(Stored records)

-- begin --

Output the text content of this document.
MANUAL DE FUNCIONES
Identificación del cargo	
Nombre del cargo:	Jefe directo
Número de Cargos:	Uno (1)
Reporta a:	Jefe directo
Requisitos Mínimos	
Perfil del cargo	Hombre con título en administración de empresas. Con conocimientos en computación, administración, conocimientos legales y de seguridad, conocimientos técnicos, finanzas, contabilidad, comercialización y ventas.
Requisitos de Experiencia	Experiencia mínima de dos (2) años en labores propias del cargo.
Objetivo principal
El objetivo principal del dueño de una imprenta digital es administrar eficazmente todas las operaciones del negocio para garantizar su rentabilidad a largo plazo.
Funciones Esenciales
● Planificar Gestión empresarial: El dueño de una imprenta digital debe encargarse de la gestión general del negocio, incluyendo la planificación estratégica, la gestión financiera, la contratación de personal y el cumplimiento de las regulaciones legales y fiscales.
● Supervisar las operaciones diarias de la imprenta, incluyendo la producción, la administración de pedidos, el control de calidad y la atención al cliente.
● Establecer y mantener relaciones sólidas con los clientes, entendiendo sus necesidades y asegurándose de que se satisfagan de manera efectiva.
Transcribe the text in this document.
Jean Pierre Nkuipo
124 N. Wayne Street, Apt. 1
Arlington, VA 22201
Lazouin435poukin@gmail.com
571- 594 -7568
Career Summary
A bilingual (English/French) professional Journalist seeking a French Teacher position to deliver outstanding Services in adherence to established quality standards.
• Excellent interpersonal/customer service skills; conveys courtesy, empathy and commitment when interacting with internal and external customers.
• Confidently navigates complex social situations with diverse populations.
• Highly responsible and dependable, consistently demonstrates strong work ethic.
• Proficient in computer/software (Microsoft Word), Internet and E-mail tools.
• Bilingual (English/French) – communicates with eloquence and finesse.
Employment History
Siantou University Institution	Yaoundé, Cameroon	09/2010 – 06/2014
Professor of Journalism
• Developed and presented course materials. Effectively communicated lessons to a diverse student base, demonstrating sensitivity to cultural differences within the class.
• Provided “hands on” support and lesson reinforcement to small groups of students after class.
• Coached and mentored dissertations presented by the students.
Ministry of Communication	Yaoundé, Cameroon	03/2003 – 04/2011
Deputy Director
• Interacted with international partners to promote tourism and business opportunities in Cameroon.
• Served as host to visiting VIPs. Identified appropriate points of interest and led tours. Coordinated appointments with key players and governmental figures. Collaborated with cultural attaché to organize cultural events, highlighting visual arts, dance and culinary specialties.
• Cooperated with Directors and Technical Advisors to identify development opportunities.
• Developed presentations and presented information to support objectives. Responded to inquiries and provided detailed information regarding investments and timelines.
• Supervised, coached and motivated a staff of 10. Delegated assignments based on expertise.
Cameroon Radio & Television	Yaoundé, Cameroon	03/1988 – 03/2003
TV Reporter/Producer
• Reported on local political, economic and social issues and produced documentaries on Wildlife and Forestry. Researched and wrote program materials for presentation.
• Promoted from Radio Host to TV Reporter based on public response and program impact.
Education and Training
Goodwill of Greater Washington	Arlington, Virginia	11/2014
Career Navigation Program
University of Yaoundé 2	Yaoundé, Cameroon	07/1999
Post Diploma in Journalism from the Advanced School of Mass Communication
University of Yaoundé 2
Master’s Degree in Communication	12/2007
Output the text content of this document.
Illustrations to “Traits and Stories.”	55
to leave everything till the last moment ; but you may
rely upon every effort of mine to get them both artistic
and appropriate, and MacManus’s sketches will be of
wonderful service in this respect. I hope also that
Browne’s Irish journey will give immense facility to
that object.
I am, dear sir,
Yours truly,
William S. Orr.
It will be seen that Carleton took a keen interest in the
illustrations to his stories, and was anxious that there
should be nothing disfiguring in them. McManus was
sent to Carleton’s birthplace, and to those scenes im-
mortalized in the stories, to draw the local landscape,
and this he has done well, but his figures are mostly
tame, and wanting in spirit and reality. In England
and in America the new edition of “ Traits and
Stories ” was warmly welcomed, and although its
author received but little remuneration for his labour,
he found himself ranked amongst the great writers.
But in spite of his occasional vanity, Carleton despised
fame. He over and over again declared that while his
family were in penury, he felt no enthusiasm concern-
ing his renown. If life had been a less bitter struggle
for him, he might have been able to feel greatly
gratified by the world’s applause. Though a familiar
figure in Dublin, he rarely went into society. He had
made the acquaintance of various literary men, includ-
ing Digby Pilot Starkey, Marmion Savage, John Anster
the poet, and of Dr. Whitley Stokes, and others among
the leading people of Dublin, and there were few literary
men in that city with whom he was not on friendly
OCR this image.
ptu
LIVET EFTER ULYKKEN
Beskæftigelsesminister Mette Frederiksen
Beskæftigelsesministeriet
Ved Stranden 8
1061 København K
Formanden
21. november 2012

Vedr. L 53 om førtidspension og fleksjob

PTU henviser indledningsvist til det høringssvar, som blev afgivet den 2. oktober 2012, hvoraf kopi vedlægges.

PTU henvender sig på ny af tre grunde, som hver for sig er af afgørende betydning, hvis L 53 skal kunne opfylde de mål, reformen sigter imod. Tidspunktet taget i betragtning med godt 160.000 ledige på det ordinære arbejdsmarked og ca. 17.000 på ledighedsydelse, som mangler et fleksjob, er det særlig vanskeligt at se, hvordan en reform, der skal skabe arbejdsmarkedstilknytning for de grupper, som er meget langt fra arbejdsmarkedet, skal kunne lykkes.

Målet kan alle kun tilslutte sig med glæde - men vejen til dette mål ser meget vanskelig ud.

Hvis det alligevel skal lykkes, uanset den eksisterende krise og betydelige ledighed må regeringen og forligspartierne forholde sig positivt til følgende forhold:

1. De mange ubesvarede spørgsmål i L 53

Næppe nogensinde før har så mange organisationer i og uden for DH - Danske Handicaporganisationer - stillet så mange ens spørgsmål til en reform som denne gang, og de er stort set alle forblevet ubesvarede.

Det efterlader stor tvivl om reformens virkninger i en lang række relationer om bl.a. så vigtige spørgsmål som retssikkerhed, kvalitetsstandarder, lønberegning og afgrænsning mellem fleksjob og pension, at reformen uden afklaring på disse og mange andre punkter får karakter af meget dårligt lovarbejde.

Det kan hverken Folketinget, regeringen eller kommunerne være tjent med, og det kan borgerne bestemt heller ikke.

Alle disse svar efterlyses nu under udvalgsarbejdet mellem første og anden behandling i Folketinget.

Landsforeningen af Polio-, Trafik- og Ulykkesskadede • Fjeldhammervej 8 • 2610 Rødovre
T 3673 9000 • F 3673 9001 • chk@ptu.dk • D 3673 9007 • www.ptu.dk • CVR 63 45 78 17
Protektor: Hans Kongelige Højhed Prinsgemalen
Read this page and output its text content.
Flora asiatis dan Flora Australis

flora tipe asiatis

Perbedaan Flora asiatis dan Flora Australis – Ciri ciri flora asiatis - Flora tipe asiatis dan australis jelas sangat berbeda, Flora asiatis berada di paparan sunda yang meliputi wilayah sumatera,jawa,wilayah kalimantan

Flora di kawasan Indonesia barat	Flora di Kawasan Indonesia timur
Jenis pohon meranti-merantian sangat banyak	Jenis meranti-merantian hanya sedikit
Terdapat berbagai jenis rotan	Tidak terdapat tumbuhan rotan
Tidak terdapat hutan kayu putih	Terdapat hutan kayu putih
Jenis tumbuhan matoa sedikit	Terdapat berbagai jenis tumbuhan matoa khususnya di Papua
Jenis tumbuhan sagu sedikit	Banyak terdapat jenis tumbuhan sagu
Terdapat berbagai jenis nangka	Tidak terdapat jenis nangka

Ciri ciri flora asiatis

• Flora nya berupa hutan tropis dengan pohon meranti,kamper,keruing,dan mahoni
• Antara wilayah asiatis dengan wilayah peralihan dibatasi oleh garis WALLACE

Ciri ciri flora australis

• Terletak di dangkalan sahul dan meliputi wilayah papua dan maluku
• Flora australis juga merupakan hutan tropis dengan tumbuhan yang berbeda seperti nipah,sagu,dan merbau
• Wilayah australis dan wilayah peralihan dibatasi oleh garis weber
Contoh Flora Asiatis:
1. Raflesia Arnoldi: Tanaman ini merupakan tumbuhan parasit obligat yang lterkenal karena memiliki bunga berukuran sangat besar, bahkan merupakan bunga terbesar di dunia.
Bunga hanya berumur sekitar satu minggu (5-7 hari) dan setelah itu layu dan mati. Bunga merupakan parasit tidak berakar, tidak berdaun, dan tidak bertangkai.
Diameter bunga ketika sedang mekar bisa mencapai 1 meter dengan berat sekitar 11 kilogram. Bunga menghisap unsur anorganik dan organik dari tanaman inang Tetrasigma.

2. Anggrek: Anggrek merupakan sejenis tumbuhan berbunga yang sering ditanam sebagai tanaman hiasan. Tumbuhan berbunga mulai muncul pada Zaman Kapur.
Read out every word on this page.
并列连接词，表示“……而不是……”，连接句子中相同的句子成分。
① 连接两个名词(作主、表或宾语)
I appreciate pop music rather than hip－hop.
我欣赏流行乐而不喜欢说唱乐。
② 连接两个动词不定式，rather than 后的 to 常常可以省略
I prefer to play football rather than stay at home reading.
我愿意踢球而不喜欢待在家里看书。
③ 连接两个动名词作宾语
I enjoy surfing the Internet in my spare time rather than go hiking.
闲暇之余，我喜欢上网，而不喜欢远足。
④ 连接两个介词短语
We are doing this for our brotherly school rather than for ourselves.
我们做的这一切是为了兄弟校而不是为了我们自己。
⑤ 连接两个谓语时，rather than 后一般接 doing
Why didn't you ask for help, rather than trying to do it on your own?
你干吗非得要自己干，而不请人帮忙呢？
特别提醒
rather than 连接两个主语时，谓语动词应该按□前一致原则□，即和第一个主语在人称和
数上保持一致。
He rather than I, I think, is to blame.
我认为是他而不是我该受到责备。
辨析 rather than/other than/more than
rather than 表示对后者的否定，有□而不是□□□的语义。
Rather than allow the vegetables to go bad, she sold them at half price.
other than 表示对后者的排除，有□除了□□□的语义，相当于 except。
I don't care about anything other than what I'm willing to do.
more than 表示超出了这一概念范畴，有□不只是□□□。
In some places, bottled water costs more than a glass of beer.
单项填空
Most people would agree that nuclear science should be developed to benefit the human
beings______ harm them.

-- end --

Within the listing, how many lines hold the word "pohon"? Only the number is to be given.

2